── Data supplied

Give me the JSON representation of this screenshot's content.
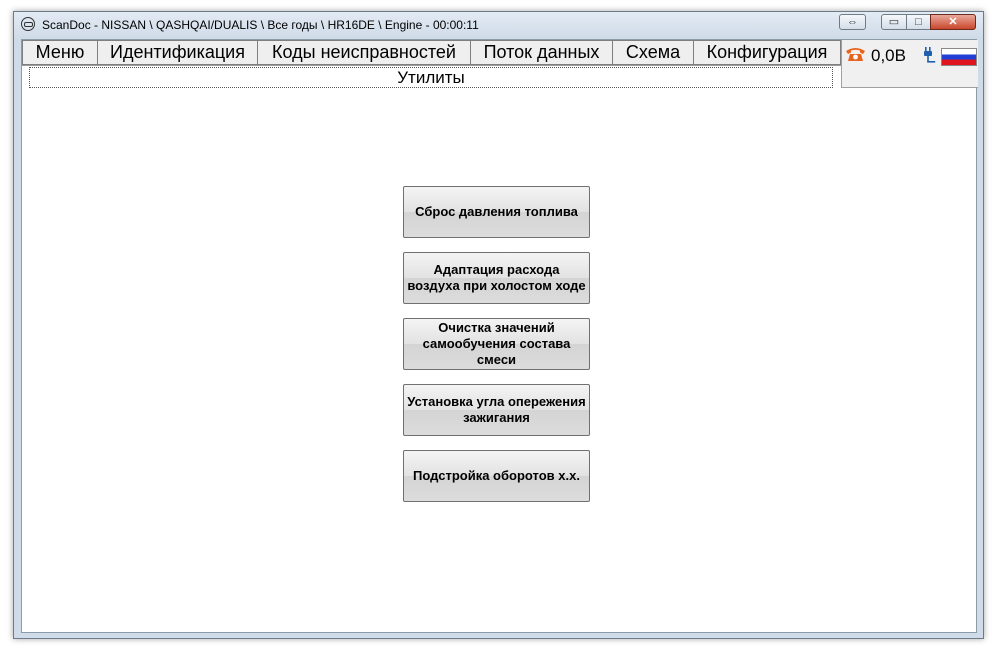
{
  "window": {
    "title": "ScanDoc - NISSAN \\ QASHQAI/DUALIS \\ Все годы \\ HR16DE \\ Engine - 00:00:11",
    "controls": {
      "resize": "⇔",
      "minimize": "▭",
      "maximize": "□",
      "close": "✕"
    }
  },
  "menu": {
    "items": [
      {
        "label": "Меню"
      },
      {
        "label": "Идентификация"
      },
      {
        "label": "Коды неисправностей"
      },
      {
        "label": "Поток данных"
      },
      {
        "label": "Схема"
      },
      {
        "label": "Конфигурация"
      }
    ]
  },
  "status": {
    "voltage": "0,0В",
    "phone_icon": "phone-icon",
    "connection_icon": "plug-icon",
    "language_icon": "russian-flag-icon",
    "phone_color": "#e8641e"
  },
  "subtitle": "Утилиты",
  "buttons": [
    {
      "label": "Сброс давления топлива"
    },
    {
      "label": "Адаптация расхода воздуха при холостом ходе"
    },
    {
      "label": "Очистка значений самообучения состава смеси"
    },
    {
      "label": "Установка угла опережения зажигания"
    },
    {
      "label": "Подстройка оборотов х.х."
    }
  ]
}
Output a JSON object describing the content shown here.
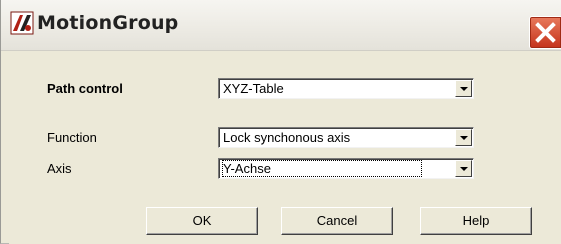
{
  "window": {
    "title": "MotionGroup",
    "icon": "motion-group-app-icon",
    "close_icon": "close-icon"
  },
  "form": {
    "path_control": {
      "label": "Path control",
      "value": "XYZ-Table"
    },
    "function": {
      "label": "Function",
      "value": "Lock synchonous axis"
    },
    "axis": {
      "label": "Axis",
      "value": "Y-Achse"
    }
  },
  "buttons": {
    "ok": "OK",
    "cancel": "Cancel",
    "help": "Help"
  },
  "colors": {
    "dialog_face": "#ece9d8",
    "close_red": "#c4321a"
  }
}
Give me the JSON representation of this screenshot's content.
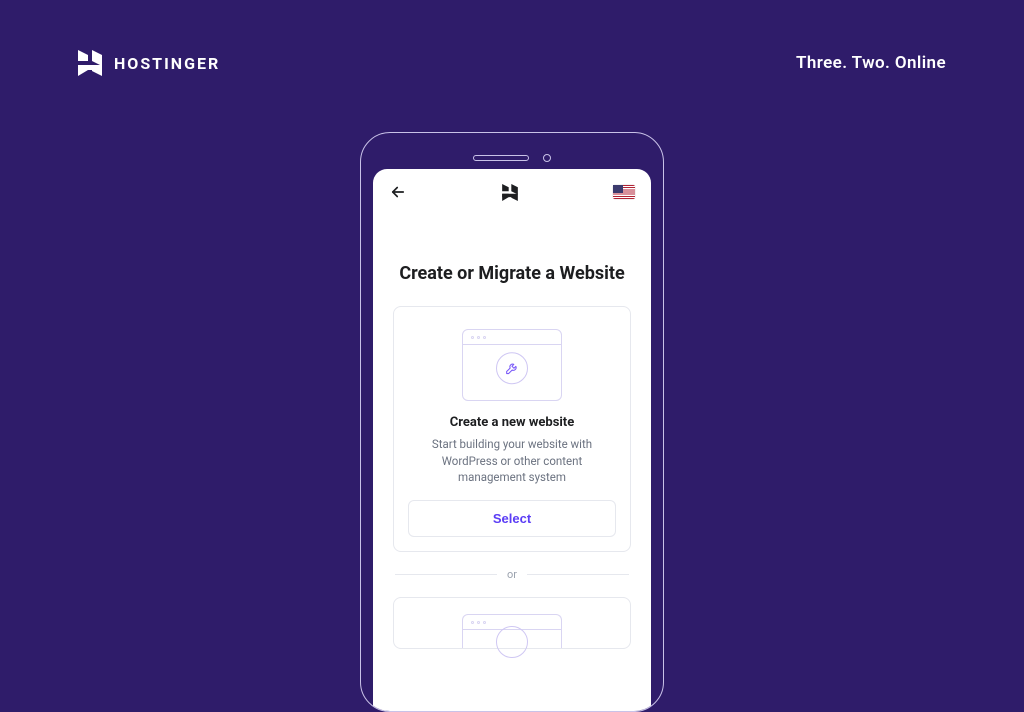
{
  "brand": {
    "name": "HOSTINGER",
    "tagline": "Three. Two. Online"
  },
  "app": {
    "pageTitle": "Create or Migrate a Website",
    "dividerLabel": "or",
    "card1": {
      "title": "Create a new website",
      "subtitle": "Start building your website with WordPress or other content management system",
      "selectLabel": "Select"
    },
    "locale": {
      "flag": "us"
    }
  }
}
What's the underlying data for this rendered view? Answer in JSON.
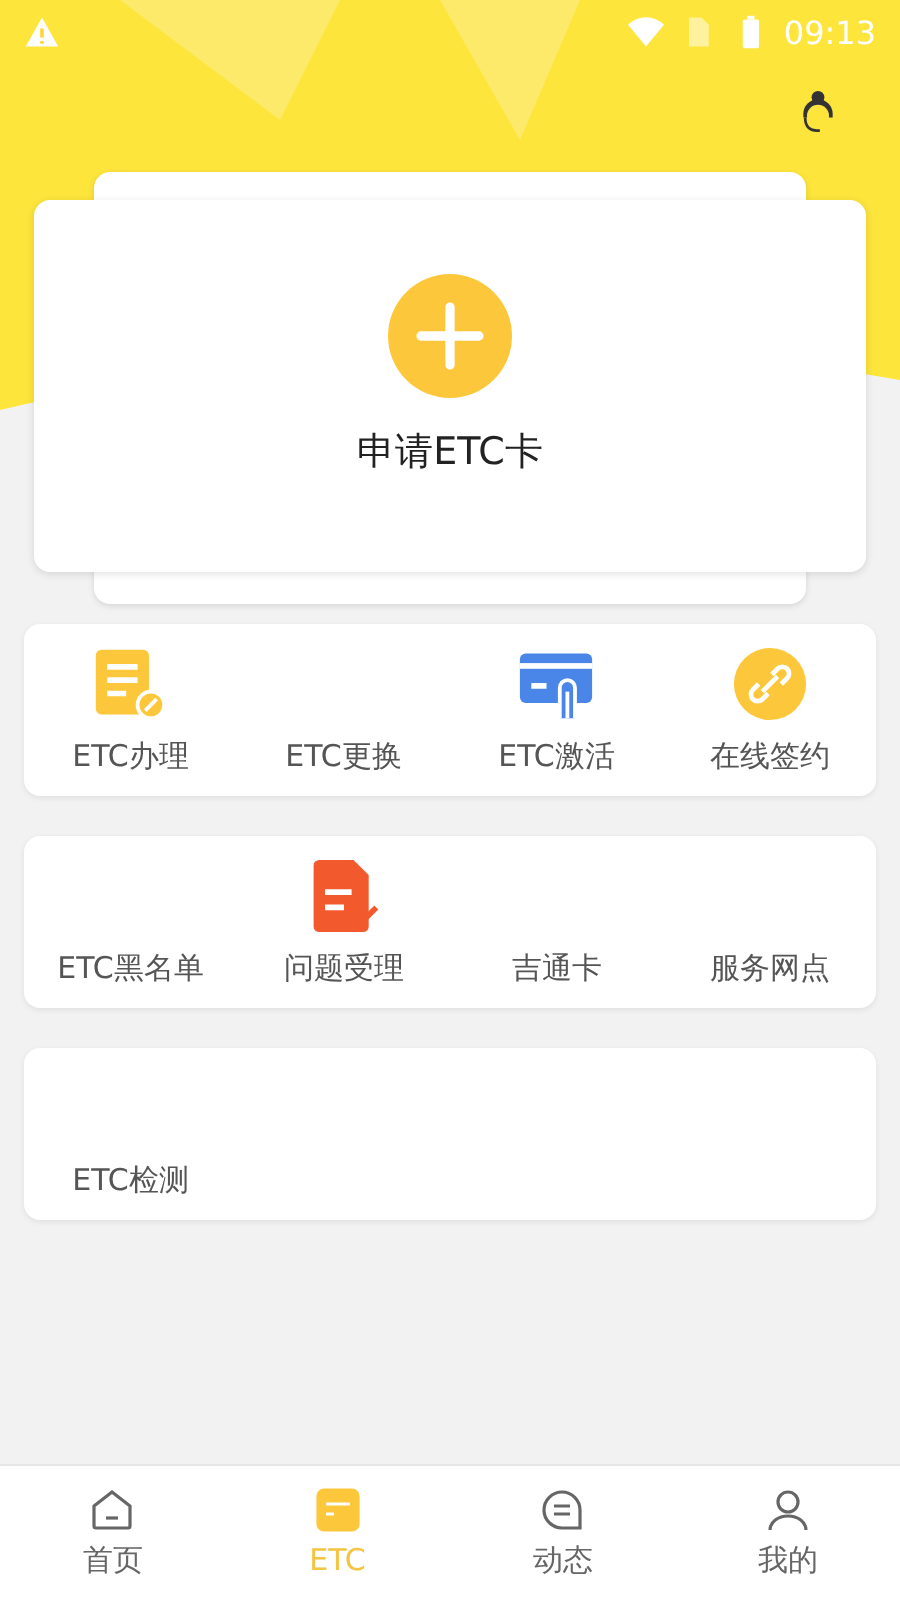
{
  "status_bar": {
    "time": "09:13"
  },
  "apply_card": {
    "label": "申请ETC卡"
  },
  "grids": [
    {
      "items": [
        {
          "label": "ETC办理",
          "kind": "form"
        },
        {
          "label": "ETC更换",
          "kind": "plain"
        },
        {
          "label": "ETC激活",
          "kind": "card"
        },
        {
          "label": "在线签约",
          "kind": "link"
        }
      ]
    },
    {
      "items": [
        {
          "label": "ETC黑名单",
          "kind": "plain"
        },
        {
          "label": "问题受理",
          "kind": "report"
        },
        {
          "label": "吉通卡",
          "kind": "plain"
        },
        {
          "label": "服务网点",
          "kind": "plain"
        }
      ]
    },
    {
      "items": [
        {
          "label": "ETC检测",
          "kind": "plain"
        }
      ]
    }
  ],
  "tabs": [
    {
      "label": "首页",
      "kind": "home",
      "selected": false
    },
    {
      "label": "ETC",
      "kind": "card",
      "selected": true
    },
    {
      "label": "动态",
      "kind": "chat",
      "selected": false
    },
    {
      "label": "我的",
      "kind": "person",
      "selected": false
    }
  ]
}
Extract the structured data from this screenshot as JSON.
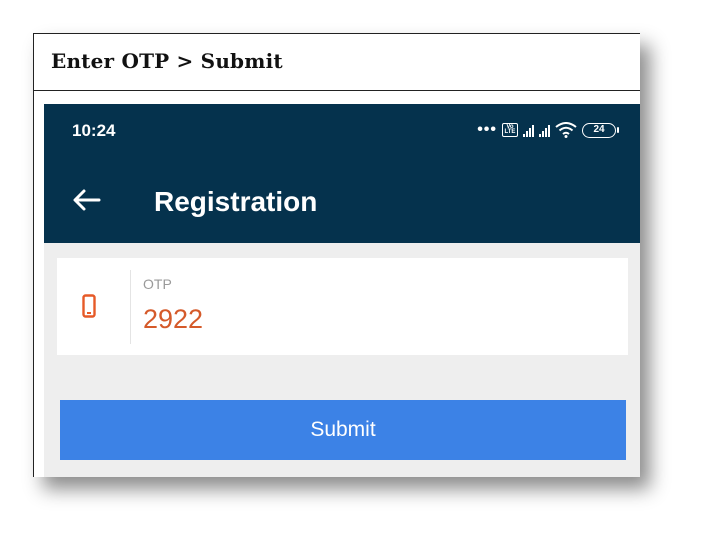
{
  "caption": {
    "text": "Enter OTP > Submit"
  },
  "status_bar": {
    "time": "10:24",
    "dots": "•••",
    "volte": "Vo LTE",
    "battery": "24",
    "icons": [
      "volte-icon",
      "signal-icon",
      "signal-icon",
      "wifi-icon",
      "battery-icon"
    ]
  },
  "app_bar": {
    "back_icon": "back-arrow-icon",
    "title": "Registration",
    "background": "#05324d"
  },
  "otp_field": {
    "icon": "phone-icon",
    "label": "OTP",
    "value": "2922",
    "value_color": "#d55a2a"
  },
  "submit_button": {
    "label": "Submit",
    "color": "#3c82e6"
  }
}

────

Exercise task - Each line of the material must be retyped exactly, except that images are omitted.

Problem solution -
Give me the JSON representation of this screenshot's content.
{
  "window": {
    "title": "ScanDoc - NISSAN \\ QASHQAI/DUALIS \\ Все годы \\ HR16DE \\ Engine - 00:00:11",
    "controls": {
      "resize": "⇔",
      "minimize": "▭",
      "maximize": "□",
      "close": "✕"
    }
  },
  "menu": {
    "items": [
      {
        "label": "Меню"
      },
      {
        "label": "Идентификация"
      },
      {
        "label": "Коды неисправностей"
      },
      {
        "label": "Поток данных"
      },
      {
        "label": "Схема"
      },
      {
        "label": "Конфигурация"
      }
    ]
  },
  "status": {
    "voltage": "0,0В",
    "phone_icon": "phone-icon",
    "connection_icon": "plug-icon",
    "language_icon": "russian-flag-icon",
    "phone_color": "#e8641e"
  },
  "subtitle": "Утилиты",
  "buttons": [
    {
      "label": "Сброс давления топлива"
    },
    {
      "label": "Адаптация расхода воздуха при холостом ходе"
    },
    {
      "label": "Очистка значений самообучения состава смеси"
    },
    {
      "label": "Установка угла опережения зажигания"
    },
    {
      "label": "Подстройка оборотов х.х."
    }
  ]
}
Output a JSON object describing the content shown here.
{
  "window": {
    "title": "MotionGroup",
    "icon": "motion-group-app-icon",
    "close_icon": "close-icon"
  },
  "form": {
    "path_control": {
      "label": "Path control",
      "value": "XYZ-Table"
    },
    "function": {
      "label": "Function",
      "value": "Lock synchonous axis"
    },
    "axis": {
      "label": "Axis",
      "value": "Y-Achse"
    }
  },
  "buttons": {
    "ok": "OK",
    "cancel": "Cancel",
    "help": "Help"
  },
  "colors": {
    "dialog_face": "#ece9d8",
    "close_red": "#c4321a"
  }
}
Give me the JSON representation of this screenshot's content.
{
  "brand": {
    "name": "HOSTINGER",
    "tagline": "Three. Two. Online"
  },
  "app": {
    "pageTitle": "Create or Migrate a Website",
    "dividerLabel": "or",
    "card1": {
      "title": "Create a new website",
      "subtitle": "Start building your website with WordPress or other content management system",
      "selectLabel": "Select"
    },
    "locale": {
      "flag": "us"
    }
  }
}
What's the underlying data for this rendered view? Answer in JSON.
{
  "status_bar": {
    "time": "09:13"
  },
  "apply_card": {
    "label": "申请ETC卡"
  },
  "grids": [
    {
      "items": [
        {
          "label": "ETC办理",
          "kind": "form"
        },
        {
          "label": "ETC更换",
          "kind": "plain"
        },
        {
          "label": "ETC激活",
          "kind": "card"
        },
        {
          "label": "在线签约",
          "kind": "link"
        }
      ]
    },
    {
      "items": [
        {
          "label": "ETC黑名单",
          "kind": "plain"
        },
        {
          "label": "问题受理",
          "kind": "report"
        },
        {
          "label": "吉通卡",
          "kind": "plain"
        },
        {
          "label": "服务网点",
          "kind": "plain"
        }
      ]
    },
    {
      "items": [
        {
          "label": "ETC检测",
          "kind": "plain"
        }
      ]
    }
  ],
  "tabs": [
    {
      "label": "首页",
      "kind": "home",
      "selected": false
    },
    {
      "label": "ETC",
      "kind": "card",
      "selected": true
    },
    {
      "label": "动态",
      "kind": "chat",
      "selected": false
    },
    {
      "label": "我的",
      "kind": "person",
      "selected": false
    }
  ]
}
Extract the structured data from this screenshot as JSON.
{
  "caption": {
    "text": "Enter OTP > Submit"
  },
  "status_bar": {
    "time": "10:24",
    "dots": "•••",
    "volte": "Vo LTE",
    "battery": "24",
    "icons": [
      "volte-icon",
      "signal-icon",
      "signal-icon",
      "wifi-icon",
      "battery-icon"
    ]
  },
  "app_bar": {
    "back_icon": "back-arrow-icon",
    "title": "Registration",
    "background": "#05324d"
  },
  "otp_field": {
    "icon": "phone-icon",
    "label": "OTP",
    "value": "2922",
    "value_color": "#d55a2a"
  },
  "submit_button": {
    "label": "Submit",
    "color": "#3c82e6"
  }
}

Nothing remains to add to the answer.